Required task —
Drop every picture and give the entries back exactly.

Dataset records
==========

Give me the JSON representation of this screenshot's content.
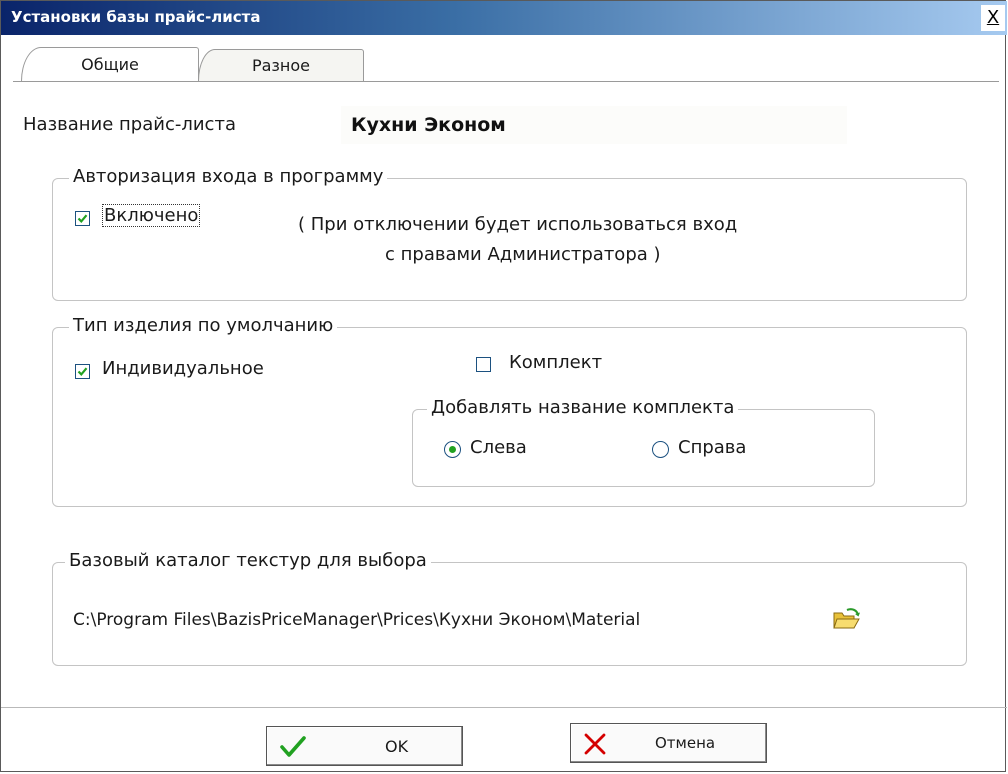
{
  "window": {
    "title": "Установки базы прайс-листа",
    "close_label": "X"
  },
  "tabs": [
    {
      "label": "Общие",
      "active": true
    },
    {
      "label": "Разное",
      "active": false
    }
  ],
  "price_list": {
    "name_label": "Название прайс-листа",
    "name_value": "Кухни Эконом"
  },
  "auth_group": {
    "legend": "Авторизация входа в программу",
    "enabled_label": "Включено",
    "enabled_checked": true,
    "note_line1": "( При отключении будет использоваться  вход",
    "note_line2": "с правами Администратора )"
  },
  "product_type_group": {
    "legend": "Тип изделия по умолчанию",
    "individual_label": "Индивидуальное",
    "individual_checked": true,
    "set_label": "Комплект",
    "set_checked": false,
    "add_name_group": {
      "legend": "Добавлять название комплекта",
      "left_label": "Слева",
      "right_label": "Справа",
      "selected": "Слева"
    }
  },
  "texture_group": {
    "legend": "Базовый каталог текстур для выбора",
    "path": "C:\\Program Files\\BazisPriceManager\\Prices\\Кухни Эконом\\Material"
  },
  "buttons": {
    "ok_label": "OK",
    "cancel_label": "Отмена"
  },
  "colors": {
    "title_gradient_start": "#0a246a",
    "title_gradient_end": "#a6caf0",
    "check_green": "#21a121",
    "cancel_red": "#d40000"
  }
}
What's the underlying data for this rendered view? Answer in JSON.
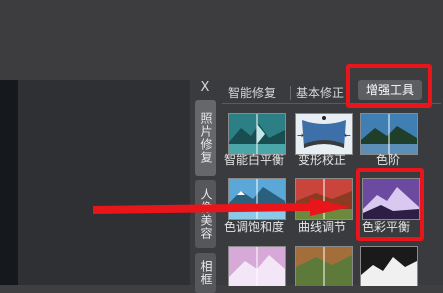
{
  "panel": {
    "close_label": "X",
    "side_tabs": [
      {
        "label": "照片修复"
      },
      {
        "label": "人像美容"
      },
      {
        "label": "相框"
      }
    ],
    "top_tabs": [
      {
        "label": "智能修复"
      },
      {
        "label": "基本修正"
      },
      {
        "label": "增强工具"
      }
    ],
    "active_tab": "增强工具",
    "tools": [
      {
        "label": "智能白平衡"
      },
      {
        "label": "变形校正"
      },
      {
        "label": "色阶"
      },
      {
        "label": "色调饱和度"
      },
      {
        "label": "曲线调节"
      },
      {
        "label": "色彩平衡"
      }
    ]
  },
  "colors": {
    "highlight": "#e8151b",
    "background": "#3a3b3e"
  }
}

==========

Solution for this task —
Give me the JSON representation of this screenshot's content.
{
  "window": {
    "title": "Установки базы прайс-листа",
    "close_label": "X"
  },
  "tabs": [
    {
      "label": "Общие",
      "active": true
    },
    {
      "label": "Разное",
      "active": false
    }
  ],
  "price_list": {
    "name_label": "Название прайс-листа",
    "name_value": "Кухни Эконом"
  },
  "auth_group": {
    "legend": "Авторизация входа в программу",
    "enabled_label": "Включено",
    "enabled_checked": true,
    "note_line1": "( При отключении будет использоваться  вход",
    "note_line2": "с правами Администратора )"
  },
  "product_type_group": {
    "legend": "Тип изделия по умолчанию",
    "individual_label": "Индивидуальное",
    "individual_checked": true,
    "set_label": "Комплект",
    "set_checked": false,
    "add_name_group": {
      "legend": "Добавлять название комплекта",
      "left_label": "Слева",
      "right_label": "Справа",
      "selected": "Слева"
    }
  },
  "texture_group": {
    "legend": "Базовый каталог текстур для выбора",
    "path": "C:\\Program Files\\BazisPriceManager\\Prices\\Кухни Эконом\\Material"
  },
  "buttons": {
    "ok_label": "OK",
    "cancel_label": "Отмена"
  },
  "colors": {
    "title_gradient_start": "#0a246a",
    "title_gradient_end": "#a6caf0",
    "check_green": "#21a121",
    "cancel_red": "#d40000"
  }
}
What's the underlying data for this rendered view? Answer in JSON.
{
  "panel": {
    "close_label": "X",
    "side_tabs": [
      {
        "label": "照片修复"
      },
      {
        "label": "人像美容"
      },
      {
        "label": "相框"
      }
    ],
    "top_tabs": [
      {
        "label": "智能修复"
      },
      {
        "label": "基本修正"
      },
      {
        "label": "增强工具"
      }
    ],
    "active_tab": "增强工具",
    "tools": [
      {
        "label": "智能白平衡"
      },
      {
        "label": "变形校正"
      },
      {
        "label": "色阶"
      },
      {
        "label": "色调饱和度"
      },
      {
        "label": "曲线调节"
      },
      {
        "label": "色彩平衡"
      }
    ]
  },
  "colors": {
    "highlight": "#e8151b",
    "background": "#3a3b3e"
  }
}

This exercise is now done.